--- start Stored records ---

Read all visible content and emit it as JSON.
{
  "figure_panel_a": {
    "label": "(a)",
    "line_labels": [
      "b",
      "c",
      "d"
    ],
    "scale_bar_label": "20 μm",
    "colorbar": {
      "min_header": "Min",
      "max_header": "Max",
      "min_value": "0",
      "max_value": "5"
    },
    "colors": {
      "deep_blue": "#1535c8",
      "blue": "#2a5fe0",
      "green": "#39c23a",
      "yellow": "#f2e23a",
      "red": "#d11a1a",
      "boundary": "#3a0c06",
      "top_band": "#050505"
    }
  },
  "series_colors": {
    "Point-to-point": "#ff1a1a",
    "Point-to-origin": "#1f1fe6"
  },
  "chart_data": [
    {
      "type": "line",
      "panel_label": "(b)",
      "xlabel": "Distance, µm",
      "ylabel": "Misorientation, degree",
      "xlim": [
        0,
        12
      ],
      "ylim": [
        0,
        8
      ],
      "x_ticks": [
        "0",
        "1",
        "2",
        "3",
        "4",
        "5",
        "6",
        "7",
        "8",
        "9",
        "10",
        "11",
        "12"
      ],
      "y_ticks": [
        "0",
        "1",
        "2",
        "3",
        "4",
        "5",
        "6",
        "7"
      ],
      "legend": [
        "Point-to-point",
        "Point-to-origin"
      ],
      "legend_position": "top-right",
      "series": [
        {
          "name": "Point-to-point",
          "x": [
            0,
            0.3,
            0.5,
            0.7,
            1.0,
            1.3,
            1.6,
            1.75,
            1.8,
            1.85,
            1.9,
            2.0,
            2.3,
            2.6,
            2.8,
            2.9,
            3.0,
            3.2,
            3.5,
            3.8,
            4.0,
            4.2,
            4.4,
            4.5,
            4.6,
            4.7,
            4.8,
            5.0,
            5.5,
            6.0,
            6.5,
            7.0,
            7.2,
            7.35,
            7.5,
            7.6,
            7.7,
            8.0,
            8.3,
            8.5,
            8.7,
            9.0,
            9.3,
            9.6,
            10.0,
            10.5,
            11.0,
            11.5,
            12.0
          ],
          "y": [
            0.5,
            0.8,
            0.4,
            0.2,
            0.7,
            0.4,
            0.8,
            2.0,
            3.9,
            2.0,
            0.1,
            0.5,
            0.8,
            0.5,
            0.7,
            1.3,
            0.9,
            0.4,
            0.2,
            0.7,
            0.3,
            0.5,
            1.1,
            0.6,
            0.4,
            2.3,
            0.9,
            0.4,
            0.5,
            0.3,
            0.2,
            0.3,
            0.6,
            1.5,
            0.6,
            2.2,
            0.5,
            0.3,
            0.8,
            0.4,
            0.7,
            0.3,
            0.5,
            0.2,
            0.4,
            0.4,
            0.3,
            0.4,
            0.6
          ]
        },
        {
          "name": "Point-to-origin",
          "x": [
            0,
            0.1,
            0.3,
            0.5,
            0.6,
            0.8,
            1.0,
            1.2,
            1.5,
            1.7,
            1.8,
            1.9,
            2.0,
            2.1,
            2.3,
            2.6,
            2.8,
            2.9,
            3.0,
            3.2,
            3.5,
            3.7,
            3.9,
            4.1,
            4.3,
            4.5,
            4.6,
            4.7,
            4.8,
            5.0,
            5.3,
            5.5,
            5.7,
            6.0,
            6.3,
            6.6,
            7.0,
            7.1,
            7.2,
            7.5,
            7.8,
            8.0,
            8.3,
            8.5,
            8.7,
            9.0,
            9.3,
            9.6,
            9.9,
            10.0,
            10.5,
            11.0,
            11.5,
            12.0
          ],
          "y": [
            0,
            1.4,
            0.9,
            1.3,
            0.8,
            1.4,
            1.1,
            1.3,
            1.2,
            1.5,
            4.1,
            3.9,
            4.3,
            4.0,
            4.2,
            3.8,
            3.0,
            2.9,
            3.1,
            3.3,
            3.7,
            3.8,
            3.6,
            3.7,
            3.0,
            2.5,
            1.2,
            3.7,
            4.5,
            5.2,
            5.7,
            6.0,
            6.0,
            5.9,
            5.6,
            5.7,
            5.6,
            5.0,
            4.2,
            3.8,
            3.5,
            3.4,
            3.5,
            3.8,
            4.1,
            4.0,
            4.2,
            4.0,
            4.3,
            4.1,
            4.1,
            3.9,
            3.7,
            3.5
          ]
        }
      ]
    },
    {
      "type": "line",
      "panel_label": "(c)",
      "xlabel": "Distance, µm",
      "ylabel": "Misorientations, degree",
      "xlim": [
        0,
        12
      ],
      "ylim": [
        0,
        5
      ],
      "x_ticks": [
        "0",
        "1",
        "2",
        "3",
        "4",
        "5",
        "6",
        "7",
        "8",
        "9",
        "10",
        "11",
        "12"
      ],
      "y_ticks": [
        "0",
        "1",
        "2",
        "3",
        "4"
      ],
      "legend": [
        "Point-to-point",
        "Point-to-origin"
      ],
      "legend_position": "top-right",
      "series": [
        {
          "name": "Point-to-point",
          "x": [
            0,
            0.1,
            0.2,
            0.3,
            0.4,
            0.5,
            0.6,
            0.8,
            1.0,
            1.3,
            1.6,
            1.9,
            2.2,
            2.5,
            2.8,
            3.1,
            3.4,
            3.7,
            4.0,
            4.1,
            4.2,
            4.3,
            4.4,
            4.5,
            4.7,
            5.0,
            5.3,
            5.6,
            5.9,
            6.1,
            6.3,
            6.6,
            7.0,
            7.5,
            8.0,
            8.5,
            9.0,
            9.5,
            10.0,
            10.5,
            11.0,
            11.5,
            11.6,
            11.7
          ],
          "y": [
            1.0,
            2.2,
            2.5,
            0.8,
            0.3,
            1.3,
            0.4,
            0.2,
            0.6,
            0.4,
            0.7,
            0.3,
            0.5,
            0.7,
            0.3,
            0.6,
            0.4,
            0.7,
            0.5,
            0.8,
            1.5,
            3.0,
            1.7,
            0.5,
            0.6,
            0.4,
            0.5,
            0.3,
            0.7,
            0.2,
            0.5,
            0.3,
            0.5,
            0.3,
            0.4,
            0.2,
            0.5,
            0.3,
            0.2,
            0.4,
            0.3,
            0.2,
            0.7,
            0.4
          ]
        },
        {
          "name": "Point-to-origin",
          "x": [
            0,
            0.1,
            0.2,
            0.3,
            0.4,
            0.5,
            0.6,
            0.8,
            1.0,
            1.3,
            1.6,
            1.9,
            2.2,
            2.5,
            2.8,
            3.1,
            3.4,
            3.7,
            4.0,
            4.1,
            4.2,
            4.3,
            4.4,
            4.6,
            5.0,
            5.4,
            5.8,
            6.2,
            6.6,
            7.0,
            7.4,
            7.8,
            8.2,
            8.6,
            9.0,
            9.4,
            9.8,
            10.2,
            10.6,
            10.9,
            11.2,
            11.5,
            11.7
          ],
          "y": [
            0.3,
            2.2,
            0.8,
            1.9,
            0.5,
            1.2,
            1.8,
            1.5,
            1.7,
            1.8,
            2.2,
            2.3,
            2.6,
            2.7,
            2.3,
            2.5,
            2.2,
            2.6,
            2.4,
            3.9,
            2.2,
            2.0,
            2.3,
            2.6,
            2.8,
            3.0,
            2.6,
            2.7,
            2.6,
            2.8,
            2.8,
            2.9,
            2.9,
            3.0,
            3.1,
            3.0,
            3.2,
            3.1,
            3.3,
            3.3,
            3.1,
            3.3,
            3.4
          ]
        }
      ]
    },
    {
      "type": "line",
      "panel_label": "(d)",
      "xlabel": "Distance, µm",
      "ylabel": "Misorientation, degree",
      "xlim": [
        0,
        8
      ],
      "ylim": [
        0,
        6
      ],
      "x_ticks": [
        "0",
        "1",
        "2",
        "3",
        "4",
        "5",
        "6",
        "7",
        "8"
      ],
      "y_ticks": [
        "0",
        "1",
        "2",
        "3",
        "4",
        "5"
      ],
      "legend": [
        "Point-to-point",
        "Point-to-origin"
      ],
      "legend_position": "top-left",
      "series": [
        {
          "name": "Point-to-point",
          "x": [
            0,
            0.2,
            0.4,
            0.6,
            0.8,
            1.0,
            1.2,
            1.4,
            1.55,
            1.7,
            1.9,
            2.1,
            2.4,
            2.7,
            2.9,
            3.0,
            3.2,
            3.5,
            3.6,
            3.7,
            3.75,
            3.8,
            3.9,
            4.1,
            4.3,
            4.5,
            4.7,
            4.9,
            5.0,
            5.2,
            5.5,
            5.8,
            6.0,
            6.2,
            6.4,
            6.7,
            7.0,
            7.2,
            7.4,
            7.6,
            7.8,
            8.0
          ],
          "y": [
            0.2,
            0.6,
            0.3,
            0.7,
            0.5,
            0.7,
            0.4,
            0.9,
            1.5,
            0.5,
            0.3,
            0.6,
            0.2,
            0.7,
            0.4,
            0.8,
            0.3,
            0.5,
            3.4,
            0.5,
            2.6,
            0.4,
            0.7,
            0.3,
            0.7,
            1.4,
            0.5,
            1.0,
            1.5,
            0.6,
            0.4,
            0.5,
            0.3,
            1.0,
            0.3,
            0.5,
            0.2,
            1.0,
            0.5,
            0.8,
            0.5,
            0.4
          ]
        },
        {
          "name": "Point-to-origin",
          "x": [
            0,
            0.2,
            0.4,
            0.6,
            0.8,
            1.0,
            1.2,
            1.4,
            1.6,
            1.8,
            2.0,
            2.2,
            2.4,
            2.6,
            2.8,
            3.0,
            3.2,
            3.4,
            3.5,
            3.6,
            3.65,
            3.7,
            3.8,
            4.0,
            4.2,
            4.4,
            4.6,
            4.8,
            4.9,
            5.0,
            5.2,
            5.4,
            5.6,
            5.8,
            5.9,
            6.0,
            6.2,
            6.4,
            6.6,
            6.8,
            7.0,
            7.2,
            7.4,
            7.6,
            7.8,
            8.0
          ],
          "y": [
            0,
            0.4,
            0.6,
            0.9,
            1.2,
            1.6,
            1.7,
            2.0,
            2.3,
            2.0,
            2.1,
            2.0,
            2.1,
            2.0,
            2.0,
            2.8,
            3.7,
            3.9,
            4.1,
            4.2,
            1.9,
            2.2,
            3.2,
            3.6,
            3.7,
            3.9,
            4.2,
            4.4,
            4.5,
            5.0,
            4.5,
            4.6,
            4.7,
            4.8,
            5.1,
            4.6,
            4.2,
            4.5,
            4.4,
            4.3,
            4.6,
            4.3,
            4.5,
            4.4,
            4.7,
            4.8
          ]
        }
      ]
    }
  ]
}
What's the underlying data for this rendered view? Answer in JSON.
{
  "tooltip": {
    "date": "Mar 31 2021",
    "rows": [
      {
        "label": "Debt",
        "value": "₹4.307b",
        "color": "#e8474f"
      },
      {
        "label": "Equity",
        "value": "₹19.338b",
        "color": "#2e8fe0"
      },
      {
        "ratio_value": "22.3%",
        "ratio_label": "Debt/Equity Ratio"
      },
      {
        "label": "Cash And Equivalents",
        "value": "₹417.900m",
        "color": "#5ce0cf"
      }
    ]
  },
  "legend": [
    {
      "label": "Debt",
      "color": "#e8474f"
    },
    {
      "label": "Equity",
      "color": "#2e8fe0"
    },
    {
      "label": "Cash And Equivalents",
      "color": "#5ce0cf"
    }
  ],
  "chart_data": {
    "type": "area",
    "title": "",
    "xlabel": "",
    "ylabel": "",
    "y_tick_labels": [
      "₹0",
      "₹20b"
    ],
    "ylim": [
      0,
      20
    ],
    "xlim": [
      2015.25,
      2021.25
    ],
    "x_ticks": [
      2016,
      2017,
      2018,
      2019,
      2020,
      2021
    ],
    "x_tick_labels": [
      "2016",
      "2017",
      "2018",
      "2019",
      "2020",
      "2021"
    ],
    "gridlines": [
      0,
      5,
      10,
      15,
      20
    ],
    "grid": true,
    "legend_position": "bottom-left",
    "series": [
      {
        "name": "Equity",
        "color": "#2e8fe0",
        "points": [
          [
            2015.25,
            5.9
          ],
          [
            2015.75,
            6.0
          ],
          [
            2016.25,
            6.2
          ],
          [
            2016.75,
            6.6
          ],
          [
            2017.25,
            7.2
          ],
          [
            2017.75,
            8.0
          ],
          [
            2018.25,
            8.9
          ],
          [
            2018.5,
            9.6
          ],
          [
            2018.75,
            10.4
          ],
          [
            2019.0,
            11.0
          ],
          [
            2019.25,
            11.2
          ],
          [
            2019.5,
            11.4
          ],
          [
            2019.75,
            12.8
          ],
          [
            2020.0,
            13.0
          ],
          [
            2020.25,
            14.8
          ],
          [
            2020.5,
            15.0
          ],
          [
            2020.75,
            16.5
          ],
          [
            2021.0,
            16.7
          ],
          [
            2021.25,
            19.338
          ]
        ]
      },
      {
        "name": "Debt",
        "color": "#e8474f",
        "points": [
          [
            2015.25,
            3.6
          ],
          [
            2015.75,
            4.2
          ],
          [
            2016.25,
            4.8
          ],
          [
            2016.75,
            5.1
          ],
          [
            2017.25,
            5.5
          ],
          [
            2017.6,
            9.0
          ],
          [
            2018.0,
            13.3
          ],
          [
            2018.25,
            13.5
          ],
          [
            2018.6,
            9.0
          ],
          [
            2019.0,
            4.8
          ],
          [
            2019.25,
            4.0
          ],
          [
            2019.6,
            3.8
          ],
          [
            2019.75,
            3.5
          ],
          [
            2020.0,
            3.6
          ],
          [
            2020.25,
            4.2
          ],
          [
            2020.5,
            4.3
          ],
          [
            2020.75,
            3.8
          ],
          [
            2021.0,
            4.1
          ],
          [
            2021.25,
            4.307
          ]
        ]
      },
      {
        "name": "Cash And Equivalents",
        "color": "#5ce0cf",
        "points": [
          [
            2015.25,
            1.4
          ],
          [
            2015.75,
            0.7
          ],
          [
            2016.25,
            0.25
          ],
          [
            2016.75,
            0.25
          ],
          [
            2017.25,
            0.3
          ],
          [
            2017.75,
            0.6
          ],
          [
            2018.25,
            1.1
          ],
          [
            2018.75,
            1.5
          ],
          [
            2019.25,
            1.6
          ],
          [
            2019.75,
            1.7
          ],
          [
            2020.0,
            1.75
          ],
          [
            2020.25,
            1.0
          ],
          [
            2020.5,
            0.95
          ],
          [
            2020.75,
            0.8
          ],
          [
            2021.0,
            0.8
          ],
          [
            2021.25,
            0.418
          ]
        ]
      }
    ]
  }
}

--- end Stored records ---

Given request: List every line above containing the word "left".

Answer to the task:
      "legend_position": "top-left",
    "legend_position": "bottom-left",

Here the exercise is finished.